Records to process |
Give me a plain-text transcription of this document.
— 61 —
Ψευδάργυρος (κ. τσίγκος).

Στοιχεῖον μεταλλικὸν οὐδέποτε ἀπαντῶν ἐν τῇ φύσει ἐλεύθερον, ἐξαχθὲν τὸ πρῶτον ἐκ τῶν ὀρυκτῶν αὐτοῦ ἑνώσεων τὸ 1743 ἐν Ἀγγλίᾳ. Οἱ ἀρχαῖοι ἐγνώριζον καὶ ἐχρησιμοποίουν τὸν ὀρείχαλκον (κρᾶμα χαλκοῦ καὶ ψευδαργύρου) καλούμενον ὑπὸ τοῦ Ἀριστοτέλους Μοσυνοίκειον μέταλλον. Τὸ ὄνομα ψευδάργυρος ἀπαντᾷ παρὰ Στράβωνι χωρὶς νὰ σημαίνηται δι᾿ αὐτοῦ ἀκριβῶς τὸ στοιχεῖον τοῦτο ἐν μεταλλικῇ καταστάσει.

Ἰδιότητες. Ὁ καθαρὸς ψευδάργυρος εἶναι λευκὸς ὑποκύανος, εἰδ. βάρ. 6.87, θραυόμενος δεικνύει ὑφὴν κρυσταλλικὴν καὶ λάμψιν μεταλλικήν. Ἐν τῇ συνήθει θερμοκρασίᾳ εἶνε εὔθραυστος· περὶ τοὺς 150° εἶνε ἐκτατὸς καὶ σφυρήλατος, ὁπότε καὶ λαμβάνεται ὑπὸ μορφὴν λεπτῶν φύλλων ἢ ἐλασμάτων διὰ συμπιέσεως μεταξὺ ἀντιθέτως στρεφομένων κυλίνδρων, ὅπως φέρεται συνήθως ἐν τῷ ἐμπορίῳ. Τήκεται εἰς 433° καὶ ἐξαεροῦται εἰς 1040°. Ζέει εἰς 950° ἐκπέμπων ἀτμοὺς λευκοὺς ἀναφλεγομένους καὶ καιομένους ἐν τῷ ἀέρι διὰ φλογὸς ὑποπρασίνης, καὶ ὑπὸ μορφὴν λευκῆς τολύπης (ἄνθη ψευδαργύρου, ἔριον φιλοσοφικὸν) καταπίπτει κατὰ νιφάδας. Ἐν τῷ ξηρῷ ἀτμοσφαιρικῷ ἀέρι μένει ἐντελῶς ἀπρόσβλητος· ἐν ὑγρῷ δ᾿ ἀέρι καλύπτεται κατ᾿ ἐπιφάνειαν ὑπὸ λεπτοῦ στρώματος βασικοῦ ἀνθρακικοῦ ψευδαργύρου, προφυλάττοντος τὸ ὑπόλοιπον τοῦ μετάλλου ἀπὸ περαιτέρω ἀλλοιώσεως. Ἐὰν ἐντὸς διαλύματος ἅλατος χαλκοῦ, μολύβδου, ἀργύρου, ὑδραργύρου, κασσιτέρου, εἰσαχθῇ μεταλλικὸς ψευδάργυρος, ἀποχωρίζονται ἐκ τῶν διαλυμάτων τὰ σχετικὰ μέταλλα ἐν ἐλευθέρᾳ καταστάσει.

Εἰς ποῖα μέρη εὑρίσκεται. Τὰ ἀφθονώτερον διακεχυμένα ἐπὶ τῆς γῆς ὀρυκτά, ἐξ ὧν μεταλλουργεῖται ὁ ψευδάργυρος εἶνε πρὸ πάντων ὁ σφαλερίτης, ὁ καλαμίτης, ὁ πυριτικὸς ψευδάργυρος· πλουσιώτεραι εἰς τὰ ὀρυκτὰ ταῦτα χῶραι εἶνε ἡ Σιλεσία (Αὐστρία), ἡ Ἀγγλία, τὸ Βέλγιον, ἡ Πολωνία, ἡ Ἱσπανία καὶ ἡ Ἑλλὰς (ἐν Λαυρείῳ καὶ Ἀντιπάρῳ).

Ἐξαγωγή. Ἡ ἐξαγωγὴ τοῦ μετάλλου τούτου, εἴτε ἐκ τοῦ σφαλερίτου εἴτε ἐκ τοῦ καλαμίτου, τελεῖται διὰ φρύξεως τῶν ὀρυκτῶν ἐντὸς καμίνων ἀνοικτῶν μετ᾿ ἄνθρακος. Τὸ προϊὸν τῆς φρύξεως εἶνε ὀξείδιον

Aim | Search the lines for "ὀρυκτῶν". Copy each line that has it.

Task answer |
Στοιχεῖον μεταλλικὸν οὐδέποτε ἀπαντῶν ἐν τῇ φύσει ἐλεύθερον, ἐξαχθὲν τὸ πρῶτον ἐκ τῶν ὀρυκτῶν αὐτοῦ ἑνώσεων τὸ 1743 ἐν Ἀγγλίᾳ. Οἱ ἀρχαῖοι ἐγνώριζον καὶ ἐχρησιμοποίουν τὸν ὀρείχαλκον (κρᾶμα χαλκοῦ καὶ ψευδαργύρου) καλούμενον ὑπὸ τοῦ Ἀριστοτέλους Μοσυνοίκειον μέταλλον. Τὸ ὄνομα ψευδάργυρος ἀπαντᾷ παρὰ Στράβωνι χωρὶς νὰ σημαίνηται δι᾿ αὐτοῦ ἀκριβῶς τὸ στοιχεῖον τοῦτο ἐν μεταλλικῇ καταστάσει.
Ἐξαγωγή. Ἡ ἐξαγωγὴ τοῦ μετάλλου τούτου, εἴτε ἐκ τοῦ σφαλερίτου εἴτε ἐκ τοῦ καλαμίτου, τελεῖται διὰ φρύξεως τῶν ὀρυκτῶν ἐντὸς καμίνων ἀνοικτῶν μετ᾿ ἄνθρακος. Τὸ προϊὸν τῆς φρύξεως εἶνε ὀξείδιον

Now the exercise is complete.